Passage given.
|
My initial response to Luisa Cripp's
E-mail.
Luisa, on a separate subject but based on
your fear of being thought racist, I have just
been
banned from the Sol Classic Car Club where I have been a member
for about five months, for holding a private conversation with
three others on Tuesday 1 May at monthly social meeting in the restaurant where the club meets
near Fuengirola. One was an invited (by me) guest from another club who was
there to give a talk on registering historic cars in Spain as part of my
talk that I had been invited to give. After the official
meeting and the meal had ended, I
chatted with these three others at the dinner table, as adults do, of my experiences in Africa
and my thoughts which are borne out by what has happened. In
the ensuing conversation, I referred to Zimbabwe, and especially South
Africa where the serious and violent crime now is the worst in the World,
and I am able to discuss such matters with authority as my wife and I
lived there for 25 years. I still have family there (my children)
and I worry for their safety. In fact we took out South African
citizenship and stayed on for five years after the new government came
into power: not the actions of a racist, such was our love for
Africa before the storm. We escaped in 1999.
See history.
___________________________________________________
"Liberty is
meaningless where the right to utter one’s thoughts and opinions has
ceased to exist. That, of all rights, is the dread of tyrants. It is the
right which they first of all strike down."
Frederick Douglass,
leading advocate of the anti-slavery movement in the USA in the early 19th
Century.
____________________________________________________
I had friends there who were Black, Indian, Jewish,
Hindu, etc, and for a few months before we escaped, I was Regional Manager
for our area for the Democratic Party, the Opposition Party that was
very anti-Apartheid in the SA
Parliament (Helen Suzman, who is now bemoaning the new South Africa as
well) including through all the years of the Apartheid government.
The discussion was definitely non-racist but obviously contained facts
about my experiences and my opinions to stop the continuing rot there for
which we in Europe will have to pay in the years to come.
Someone at the other end of
the table who either should not have been listening OR
could have asked to join the conversation to give their views, objected
to our conversation saying that they (his wife and he) were "offended"
(they are white) and when I asked why, he described himself as, if I remember
correctly (for I could not foresee what happened later so I took no notes)
he said he was a professor at a British
university whose subject is, if I remember correctly, social sciences. I
asked him if he had ever lived or been to Africa, and he said "No". He
did not indicate that he wished to join the conversation, and he would have
been welcomed. All he wanted to do was merely to stop the
conversation. As
it was a private conversation, I then lowered my voice (as much as one can
in a room with 50 or so others talking), and I finished my points in a few minutes and
went on to another subject.

Stored records.

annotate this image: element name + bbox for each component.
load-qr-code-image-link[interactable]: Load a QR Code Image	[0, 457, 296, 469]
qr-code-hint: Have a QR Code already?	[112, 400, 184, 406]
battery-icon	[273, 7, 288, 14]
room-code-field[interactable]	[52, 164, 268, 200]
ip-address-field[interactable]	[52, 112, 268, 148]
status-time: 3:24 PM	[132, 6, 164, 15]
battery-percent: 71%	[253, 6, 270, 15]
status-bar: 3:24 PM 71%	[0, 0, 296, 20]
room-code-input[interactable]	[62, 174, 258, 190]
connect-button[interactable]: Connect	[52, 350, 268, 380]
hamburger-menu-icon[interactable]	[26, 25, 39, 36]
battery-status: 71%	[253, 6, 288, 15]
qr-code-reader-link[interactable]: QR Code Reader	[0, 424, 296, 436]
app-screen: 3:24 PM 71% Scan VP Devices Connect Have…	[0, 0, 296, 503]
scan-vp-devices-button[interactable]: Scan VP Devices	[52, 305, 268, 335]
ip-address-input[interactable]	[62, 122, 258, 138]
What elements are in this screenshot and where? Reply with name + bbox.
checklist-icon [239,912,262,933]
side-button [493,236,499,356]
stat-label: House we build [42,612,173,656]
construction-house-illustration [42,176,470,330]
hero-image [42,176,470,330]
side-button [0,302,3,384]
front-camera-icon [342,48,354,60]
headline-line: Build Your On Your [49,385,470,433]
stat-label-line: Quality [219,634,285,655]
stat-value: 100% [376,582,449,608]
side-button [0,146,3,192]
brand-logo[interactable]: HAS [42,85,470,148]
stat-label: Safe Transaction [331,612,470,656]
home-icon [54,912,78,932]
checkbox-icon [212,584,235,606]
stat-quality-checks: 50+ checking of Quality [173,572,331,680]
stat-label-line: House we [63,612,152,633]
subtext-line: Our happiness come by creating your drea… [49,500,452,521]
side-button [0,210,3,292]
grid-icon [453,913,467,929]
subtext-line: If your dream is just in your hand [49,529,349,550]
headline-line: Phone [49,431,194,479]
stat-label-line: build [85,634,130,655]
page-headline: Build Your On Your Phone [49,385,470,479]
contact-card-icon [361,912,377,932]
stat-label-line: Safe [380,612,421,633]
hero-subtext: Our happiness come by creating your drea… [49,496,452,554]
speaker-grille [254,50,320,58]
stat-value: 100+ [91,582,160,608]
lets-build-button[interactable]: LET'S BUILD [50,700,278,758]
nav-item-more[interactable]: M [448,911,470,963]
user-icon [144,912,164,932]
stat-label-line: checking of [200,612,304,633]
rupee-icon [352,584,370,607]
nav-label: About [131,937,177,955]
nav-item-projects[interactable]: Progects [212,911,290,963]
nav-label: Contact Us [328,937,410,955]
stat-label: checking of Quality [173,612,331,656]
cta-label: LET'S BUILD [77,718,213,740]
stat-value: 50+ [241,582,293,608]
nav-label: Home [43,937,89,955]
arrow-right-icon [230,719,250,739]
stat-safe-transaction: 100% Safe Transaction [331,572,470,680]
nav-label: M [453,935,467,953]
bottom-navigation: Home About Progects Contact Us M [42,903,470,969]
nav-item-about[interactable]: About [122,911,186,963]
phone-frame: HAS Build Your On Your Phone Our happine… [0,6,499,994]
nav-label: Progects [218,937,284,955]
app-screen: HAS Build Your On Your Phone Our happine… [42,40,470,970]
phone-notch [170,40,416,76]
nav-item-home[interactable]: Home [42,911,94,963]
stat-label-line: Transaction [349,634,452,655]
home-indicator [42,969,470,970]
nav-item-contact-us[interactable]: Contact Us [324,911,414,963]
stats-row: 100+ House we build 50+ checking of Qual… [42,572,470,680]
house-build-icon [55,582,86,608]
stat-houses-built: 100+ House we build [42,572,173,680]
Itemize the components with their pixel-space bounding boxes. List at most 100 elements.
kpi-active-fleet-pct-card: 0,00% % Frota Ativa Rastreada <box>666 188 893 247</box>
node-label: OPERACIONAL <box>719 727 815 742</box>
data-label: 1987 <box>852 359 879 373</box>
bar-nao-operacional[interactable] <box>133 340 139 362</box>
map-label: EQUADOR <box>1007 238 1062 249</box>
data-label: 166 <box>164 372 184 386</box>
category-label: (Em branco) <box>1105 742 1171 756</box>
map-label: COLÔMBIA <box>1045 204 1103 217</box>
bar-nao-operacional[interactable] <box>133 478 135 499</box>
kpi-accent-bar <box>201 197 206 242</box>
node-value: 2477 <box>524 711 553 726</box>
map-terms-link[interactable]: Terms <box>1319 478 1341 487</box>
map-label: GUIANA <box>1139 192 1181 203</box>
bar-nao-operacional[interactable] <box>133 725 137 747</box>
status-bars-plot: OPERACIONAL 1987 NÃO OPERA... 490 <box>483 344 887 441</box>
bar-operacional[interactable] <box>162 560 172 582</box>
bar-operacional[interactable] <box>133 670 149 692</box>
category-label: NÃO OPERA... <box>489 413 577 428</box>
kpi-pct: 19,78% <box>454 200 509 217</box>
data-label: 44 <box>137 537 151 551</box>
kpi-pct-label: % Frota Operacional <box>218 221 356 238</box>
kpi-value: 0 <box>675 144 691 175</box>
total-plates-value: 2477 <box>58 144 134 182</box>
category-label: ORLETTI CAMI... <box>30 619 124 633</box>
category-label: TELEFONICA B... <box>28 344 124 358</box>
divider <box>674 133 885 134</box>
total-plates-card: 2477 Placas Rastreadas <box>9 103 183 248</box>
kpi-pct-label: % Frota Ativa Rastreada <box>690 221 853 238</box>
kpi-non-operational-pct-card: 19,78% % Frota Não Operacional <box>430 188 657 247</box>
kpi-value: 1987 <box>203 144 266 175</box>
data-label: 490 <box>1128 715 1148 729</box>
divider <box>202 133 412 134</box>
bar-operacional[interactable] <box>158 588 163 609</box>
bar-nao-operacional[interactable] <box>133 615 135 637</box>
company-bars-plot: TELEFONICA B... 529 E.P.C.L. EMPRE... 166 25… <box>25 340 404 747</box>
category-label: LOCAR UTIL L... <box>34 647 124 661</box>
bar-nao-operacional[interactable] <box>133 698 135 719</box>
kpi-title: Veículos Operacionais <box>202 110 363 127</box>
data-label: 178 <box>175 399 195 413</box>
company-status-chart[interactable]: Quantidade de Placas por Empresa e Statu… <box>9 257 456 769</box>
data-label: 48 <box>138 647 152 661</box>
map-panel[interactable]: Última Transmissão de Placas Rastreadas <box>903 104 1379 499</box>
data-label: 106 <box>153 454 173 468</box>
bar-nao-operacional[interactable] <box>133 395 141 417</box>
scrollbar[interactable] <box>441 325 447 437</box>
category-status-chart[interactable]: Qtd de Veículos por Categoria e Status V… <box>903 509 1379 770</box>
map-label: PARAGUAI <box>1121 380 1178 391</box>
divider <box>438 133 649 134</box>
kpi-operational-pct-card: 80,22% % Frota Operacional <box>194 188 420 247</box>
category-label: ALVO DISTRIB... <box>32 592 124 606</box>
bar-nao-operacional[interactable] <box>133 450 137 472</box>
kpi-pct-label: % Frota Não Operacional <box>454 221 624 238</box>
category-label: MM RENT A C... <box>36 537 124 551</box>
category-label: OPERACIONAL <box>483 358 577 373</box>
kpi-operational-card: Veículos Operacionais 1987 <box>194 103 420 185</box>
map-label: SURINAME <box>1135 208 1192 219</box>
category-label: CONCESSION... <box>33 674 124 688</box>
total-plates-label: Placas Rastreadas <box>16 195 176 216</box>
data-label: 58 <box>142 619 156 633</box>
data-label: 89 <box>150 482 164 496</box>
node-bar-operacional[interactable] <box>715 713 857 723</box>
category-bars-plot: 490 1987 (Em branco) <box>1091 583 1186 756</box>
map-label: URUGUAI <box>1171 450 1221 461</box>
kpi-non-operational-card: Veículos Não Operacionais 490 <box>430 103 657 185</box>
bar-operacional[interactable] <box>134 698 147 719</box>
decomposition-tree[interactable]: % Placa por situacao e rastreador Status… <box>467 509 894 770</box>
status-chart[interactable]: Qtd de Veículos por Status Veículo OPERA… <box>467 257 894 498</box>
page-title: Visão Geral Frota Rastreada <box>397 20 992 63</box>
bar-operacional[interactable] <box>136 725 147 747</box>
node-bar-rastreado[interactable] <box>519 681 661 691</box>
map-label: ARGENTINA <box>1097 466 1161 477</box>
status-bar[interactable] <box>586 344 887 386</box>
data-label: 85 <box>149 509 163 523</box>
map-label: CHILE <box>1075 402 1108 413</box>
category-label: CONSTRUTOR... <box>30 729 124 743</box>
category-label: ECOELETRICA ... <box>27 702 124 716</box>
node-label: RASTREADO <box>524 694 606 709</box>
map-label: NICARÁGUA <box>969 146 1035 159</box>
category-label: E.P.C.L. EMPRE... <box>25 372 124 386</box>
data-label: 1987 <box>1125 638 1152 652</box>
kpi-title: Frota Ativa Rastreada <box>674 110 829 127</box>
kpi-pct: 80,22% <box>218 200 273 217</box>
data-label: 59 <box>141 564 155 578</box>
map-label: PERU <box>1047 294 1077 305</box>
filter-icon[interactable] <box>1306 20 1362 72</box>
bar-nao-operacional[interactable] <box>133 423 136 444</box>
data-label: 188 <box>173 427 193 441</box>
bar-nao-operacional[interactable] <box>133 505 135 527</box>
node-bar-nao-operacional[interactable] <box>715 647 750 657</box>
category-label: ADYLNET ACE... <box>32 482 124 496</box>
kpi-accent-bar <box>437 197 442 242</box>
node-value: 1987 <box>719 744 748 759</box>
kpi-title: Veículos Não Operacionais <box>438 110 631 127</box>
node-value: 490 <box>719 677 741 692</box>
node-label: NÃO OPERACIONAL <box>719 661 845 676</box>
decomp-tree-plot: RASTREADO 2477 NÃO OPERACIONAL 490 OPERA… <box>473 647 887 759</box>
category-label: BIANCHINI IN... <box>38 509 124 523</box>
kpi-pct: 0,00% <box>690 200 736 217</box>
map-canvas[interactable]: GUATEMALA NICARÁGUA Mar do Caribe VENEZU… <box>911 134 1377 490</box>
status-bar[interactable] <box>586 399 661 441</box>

To be done.
1 – Name every person the email about the car club ban identifies by name.
2 – Write the next part of the email about the Sol Classic Car Club ban, picking up after its final sentence.
The entries have nothing to do with what you need to do here.

Responses by task.
1 –
Luisa Cripp
Frederick Douglass
Helen Suzman

2 –
Two days later I received an E-mail from the
president of the club thanking me for giving the talk on my subject that
night, then tersely telling me that I am banned from going again
and my year's subscription will be returned. Some "un-named members" had
complained about my racist remarks, but no names supplied, as is the usual
way with such un-principled people. I asked for a hearing to discuss the matter,
but was told that "that was that", I had made racist
comments, and in another E-mail that the president sent out to
the other committee members that was copied to me by mistake,
I was referred to by the president, Ian Giles, as a "ranter" and a
"bully" as well as a "racist". I
suggest that the bully here is not myself because natural
justice here has been completely over-ridden. But it appears to
be common now where the PC Brigade override any debates on particular events
but try to just stop them by shouting "racist" to scare people into
being quiet.
It could be said that they are in good
company as Mugabe of Zimbabwe, and the government of South Africa use the
same tactics to kill criticism of the poor government performances and corruption in
those countries. He has called Tony Blair a racist. Surely after ascertaining that I was not
drunk and disorderly, or using bad language (although this appears to be fully
acceptable in modern Britain judging by the TV and some tourists) the matter should have been settled between
the "complainer/s" and myself in an amicable way, if possible. It is
not a club matter to interfere in a private conversation that is not
illegal. In this case there are no written club rules that state what
subjects can be
discussed and I suggest that in an intelligent society, they would be
laughed at by most if there were.
Others on the club committee also did not think in a "just way" and they
appear, in my opinion, to have taken the easy path (the coward's
way?) advocated by the
president of the club, who, with the committee, is supposed to represent
all the members, not just one or two.
And to think that I had just volunteered for
the job of secretary as no one else wanted the job after a few
months of the current one asking for volunteers.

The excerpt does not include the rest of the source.